- _Objective_
Repeat the material verbatim and drop the pictures.

(Items from a data source)

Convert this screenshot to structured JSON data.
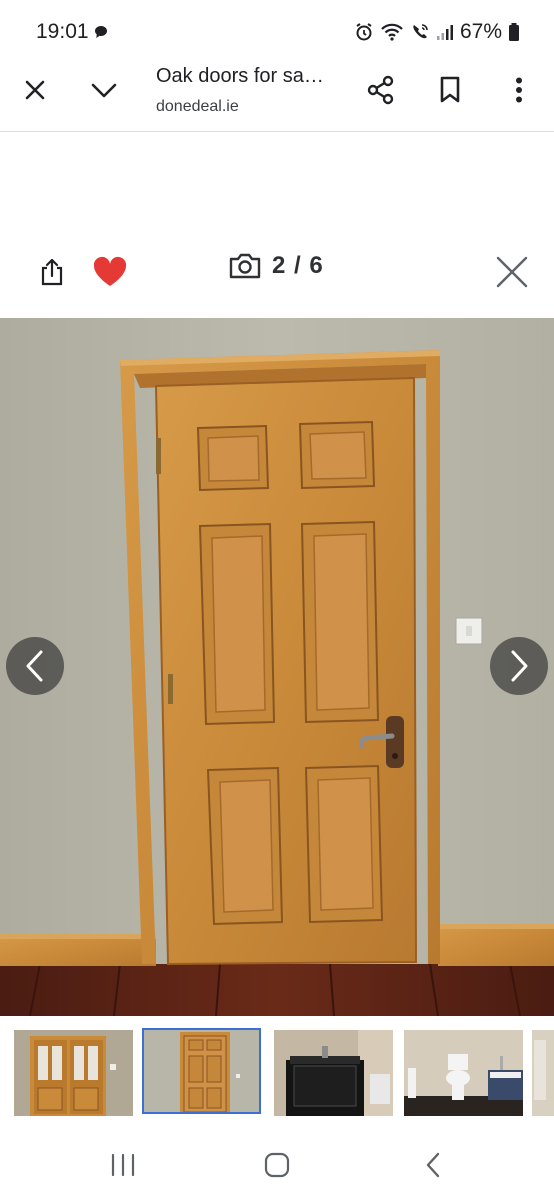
{
  "status_bar": {
    "time": "19:01",
    "battery": "67%",
    "icons": [
      "chat-bubble-icon",
      "alarm-icon",
      "wifi-icon",
      "wifi-call-icon",
      "signal-icon",
      "battery-icon"
    ]
  },
  "browser": {
    "title": "Oak doors for sa…",
    "domain": "donedeal.ie",
    "icons": [
      "close-icon",
      "chevron-down-icon",
      "share-icon",
      "bookmark-icon",
      "more-vert-icon"
    ]
  },
  "gallery": {
    "counter": "2 / 6",
    "current_index": 2,
    "total": 6,
    "favorite_color": "#e53935",
    "icons": [
      "export-icon",
      "heart-icon",
      "camera-icon",
      "close-icon"
    ]
  },
  "photo": {
    "subject": "Oak six-panel door",
    "icons": [
      "chevron-left-icon",
      "chevron-right-icon"
    ]
  },
  "thumbnails": [
    {
      "name": "thumb-glass-double-doors",
      "selected": false
    },
    {
      "name": "thumb-oak-door",
      "selected": true
    },
    {
      "name": "thumb-bathroom-vanity",
      "selected": false
    },
    {
      "name": "thumb-bathroom-toilet",
      "selected": false
    },
    {
      "name": "thumb-partial",
      "selected": false
    }
  ],
  "system_nav": {
    "icons": [
      "recents-icon",
      "home-icon",
      "back-icon"
    ]
  },
  "colors": {
    "accent_selected": "#3b6fd4",
    "oak": "#c98a3a",
    "wall": "#b8b6a8"
  }
}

- _Exercise answer_
Convert this screenshot to structured JSON data.
{
  "status_bar": {
    "time": "19:01",
    "battery": "67%",
    "icons": [
      "chat-bubble-icon",
      "alarm-icon",
      "wifi-icon",
      "wifi-call-icon",
      "signal-icon",
      "battery-icon"
    ]
  },
  "browser": {
    "title": "Oak doors for sa…",
    "domain": "donedeal.ie",
    "icons": [
      "close-icon",
      "chevron-down-icon",
      "share-icon",
      "bookmark-icon",
      "more-vert-icon"
    ]
  },
  "gallery": {
    "counter": "2 / 6",
    "current_index": 2,
    "total": 6,
    "favorite_color": "#e53935",
    "icons": [
      "export-icon",
      "heart-icon",
      "camera-icon",
      "close-icon"
    ]
  },
  "photo": {
    "subject": "Oak six-panel door",
    "icons": [
      "chevron-left-icon",
      "chevron-right-icon"
    ]
  },
  "thumbnails": [
    {
      "name": "thumb-glass-double-doors",
      "selected": false
    },
    {
      "name": "thumb-oak-door",
      "selected": true
    },
    {
      "name": "thumb-bathroom-vanity",
      "selected": false
    },
    {
      "name": "thumb-bathroom-toilet",
      "selected": false
    },
    {
      "name": "thumb-partial",
      "selected": false
    }
  ],
  "system_nav": {
    "icons": [
      "recents-icon",
      "home-icon",
      "back-icon"
    ]
  },
  "colors": {
    "accent_selected": "#3b6fd4",
    "oak": "#c98a3a",
    "wall": "#b8b6a8"
  }
}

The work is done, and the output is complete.